>> start PROVIDED DATA

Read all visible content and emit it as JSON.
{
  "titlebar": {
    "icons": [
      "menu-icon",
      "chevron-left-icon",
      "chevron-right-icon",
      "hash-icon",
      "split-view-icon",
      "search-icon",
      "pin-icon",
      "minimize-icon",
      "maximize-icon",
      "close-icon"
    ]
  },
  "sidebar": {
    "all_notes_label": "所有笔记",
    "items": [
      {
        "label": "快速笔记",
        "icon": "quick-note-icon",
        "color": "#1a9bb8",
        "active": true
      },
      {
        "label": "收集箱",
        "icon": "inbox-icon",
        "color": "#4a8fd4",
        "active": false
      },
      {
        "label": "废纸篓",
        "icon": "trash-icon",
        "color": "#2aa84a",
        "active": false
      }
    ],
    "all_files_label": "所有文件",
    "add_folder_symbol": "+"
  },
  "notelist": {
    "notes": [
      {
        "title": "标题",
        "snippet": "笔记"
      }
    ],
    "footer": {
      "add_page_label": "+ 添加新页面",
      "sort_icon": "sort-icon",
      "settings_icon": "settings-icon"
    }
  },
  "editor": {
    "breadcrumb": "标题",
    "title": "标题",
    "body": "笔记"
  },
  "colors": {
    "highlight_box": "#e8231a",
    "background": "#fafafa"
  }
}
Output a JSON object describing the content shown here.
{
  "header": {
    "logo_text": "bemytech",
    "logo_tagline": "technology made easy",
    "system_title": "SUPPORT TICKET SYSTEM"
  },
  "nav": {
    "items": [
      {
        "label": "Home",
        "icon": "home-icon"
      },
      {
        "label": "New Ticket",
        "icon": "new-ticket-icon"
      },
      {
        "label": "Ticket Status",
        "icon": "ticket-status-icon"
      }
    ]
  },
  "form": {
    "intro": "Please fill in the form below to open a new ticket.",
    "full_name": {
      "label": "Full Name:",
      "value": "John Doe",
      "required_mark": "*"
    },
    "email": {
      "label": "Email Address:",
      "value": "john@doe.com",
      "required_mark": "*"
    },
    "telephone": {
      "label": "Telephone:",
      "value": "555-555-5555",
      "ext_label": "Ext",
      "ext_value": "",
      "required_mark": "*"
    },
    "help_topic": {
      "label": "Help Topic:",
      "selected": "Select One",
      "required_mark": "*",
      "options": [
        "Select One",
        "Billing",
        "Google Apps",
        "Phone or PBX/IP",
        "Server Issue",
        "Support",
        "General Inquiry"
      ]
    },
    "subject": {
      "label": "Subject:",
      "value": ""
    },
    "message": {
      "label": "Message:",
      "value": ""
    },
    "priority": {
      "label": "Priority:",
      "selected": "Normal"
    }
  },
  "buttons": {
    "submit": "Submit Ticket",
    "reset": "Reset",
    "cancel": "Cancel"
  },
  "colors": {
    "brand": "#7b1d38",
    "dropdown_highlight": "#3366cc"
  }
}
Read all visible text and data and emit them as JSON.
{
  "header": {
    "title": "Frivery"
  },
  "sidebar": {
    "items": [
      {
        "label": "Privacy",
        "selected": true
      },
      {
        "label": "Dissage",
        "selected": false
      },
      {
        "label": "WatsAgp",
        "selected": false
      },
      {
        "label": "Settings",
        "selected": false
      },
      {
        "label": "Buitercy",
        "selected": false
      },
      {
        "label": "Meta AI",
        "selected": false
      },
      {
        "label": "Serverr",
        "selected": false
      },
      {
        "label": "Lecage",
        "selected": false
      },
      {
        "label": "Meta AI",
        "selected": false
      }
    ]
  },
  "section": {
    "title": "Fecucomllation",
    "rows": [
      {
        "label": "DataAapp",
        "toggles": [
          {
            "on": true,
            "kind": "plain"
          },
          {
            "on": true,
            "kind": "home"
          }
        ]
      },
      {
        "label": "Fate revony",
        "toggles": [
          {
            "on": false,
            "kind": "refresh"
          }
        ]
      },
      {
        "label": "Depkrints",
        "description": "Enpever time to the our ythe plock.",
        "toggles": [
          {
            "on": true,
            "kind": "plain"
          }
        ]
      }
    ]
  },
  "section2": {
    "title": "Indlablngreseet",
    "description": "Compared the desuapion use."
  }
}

>> end PROVIDED DATA

◆ **TASK GOAL**:
Quote all of the entries verbatim.

◆ **EXERCISE RESULT**:
Read all visible content and emit it as JSON.
{
  "titlebar": {
    "icons": [
      "menu-icon",
      "chevron-left-icon",
      "chevron-right-icon",
      "hash-icon",
      "split-view-icon",
      "search-icon",
      "pin-icon",
      "minimize-icon",
      "maximize-icon",
      "close-icon"
    ]
  },
  "sidebar": {
    "all_notes_label": "所有笔记",
    "items": [
      {
        "label": "快速笔记",
        "icon": "quick-note-icon",
        "color": "#1a9bb8",
        "active": true
      },
      {
        "label": "收集箱",
        "icon": "inbox-icon",
        "color": "#4a8fd4",
        "active": false
      },
      {
        "label": "废纸篓",
        "icon": "trash-icon",
        "color": "#2aa84a",
        "active": false
      }
    ],
    "all_files_label": "所有文件",
    "add_folder_symbol": "+"
  },
  "notelist": {
    "notes": [
      {
        "title": "标题",
        "snippet": "笔记"
      }
    ],
    "footer": {
      "add_page_label": "+ 添加新页面",
      "sort_icon": "sort-icon",
      "settings_icon": "settings-icon"
    }
  },
  "editor": {
    "breadcrumb": "标题",
    "title": "标题",
    "body": "笔记"
  },
  "colors": {
    "highlight_box": "#e8231a",
    "background": "#fafafa"
  }
}
Output a JSON object describing the content shown here.
{
  "header": {
    "logo_text": "bemytech",
    "logo_tagline": "technology made easy",
    "system_title": "SUPPORT TICKET SYSTEM"
  },
  "nav": {
    "items": [
      {
        "label": "Home",
        "icon": "home-icon"
      },
      {
        "label": "New Ticket",
        "icon": "new-ticket-icon"
      },
      {
        "label": "Ticket Status",
        "icon": "ticket-status-icon"
      }
    ]
  },
  "form": {
    "intro": "Please fill in the form below to open a new ticket.",
    "full_name": {
      "label": "Full Name:",
      "value": "John Doe",
      "required_mark": "*"
    },
    "email": {
      "label": "Email Address:",
      "value": "john@doe.com",
      "required_mark": "*"
    },
    "telephone": {
      "label": "Telephone:",
      "value": "555-555-5555",
      "ext_label": "Ext",
      "ext_value": "",
      "required_mark": "*"
    },
    "help_topic": {
      "label": "Help Topic:",
      "selected": "Select One",
      "required_mark": "*",
      "options": [
        "Select One",
        "Billing",
        "Google Apps",
        "Phone or PBX/IP",
        "Server Issue",
        "Support",
        "General Inquiry"
      ]
    },
    "subject": {
      "label": "Subject:",
      "value": ""
    },
    "message": {
      "label": "Message:",
      "value": ""
    },
    "priority": {
      "label": "Priority:",
      "selected": "Normal"
    }
  },
  "buttons": {
    "submit": "Submit Ticket",
    "reset": "Reset",
    "cancel": "Cancel"
  },
  "colors": {
    "brand": "#7b1d38",
    "dropdown_highlight": "#3366cc"
  }
}
Read all visible text and data and emit them as JSON.
{
  "header": {
    "title": "Frivery"
  },
  "sidebar": {
    "items": [
      {
        "label": "Privacy",
        "selected": true
      },
      {
        "label": "Dissage",
        "selected": false
      },
      {
        "label": "WatsAgp",
        "selected": false
      },
      {
        "label": "Settings",
        "selected": false
      },
      {
        "label": "Buitercy",
        "selected": false
      },
      {
        "label": "Meta AI",
        "selected": false
      },
      {
        "label": "Serverr",
        "selected": false
      },
      {
        "label": "Lecage",
        "selected": false
      },
      {
        "label": "Meta AI",
        "selected": false
      }
    ]
  },
  "section": {
    "title": "Fecucomllation",
    "rows": [
      {
        "label": "DataAapp",
        "toggles": [
          {
            "on": true,
            "kind": "plain"
          },
          {
            "on": true,
            "kind": "home"
          }
        ]
      },
      {
        "label": "Fate revony",
        "toggles": [
          {
            "on": false,
            "kind": "refresh"
          }
        ]
      },
      {
        "label": "Depkrints",
        "description": "Enpever time to the our ythe plock.",
        "toggles": [
          {
            "on": true,
            "kind": "plain"
          }
        ]
      }
    ]
  },
  "section2": {
    "title": "Indlablngreseet",
    "description": "Compared the desuapion use."
  }
}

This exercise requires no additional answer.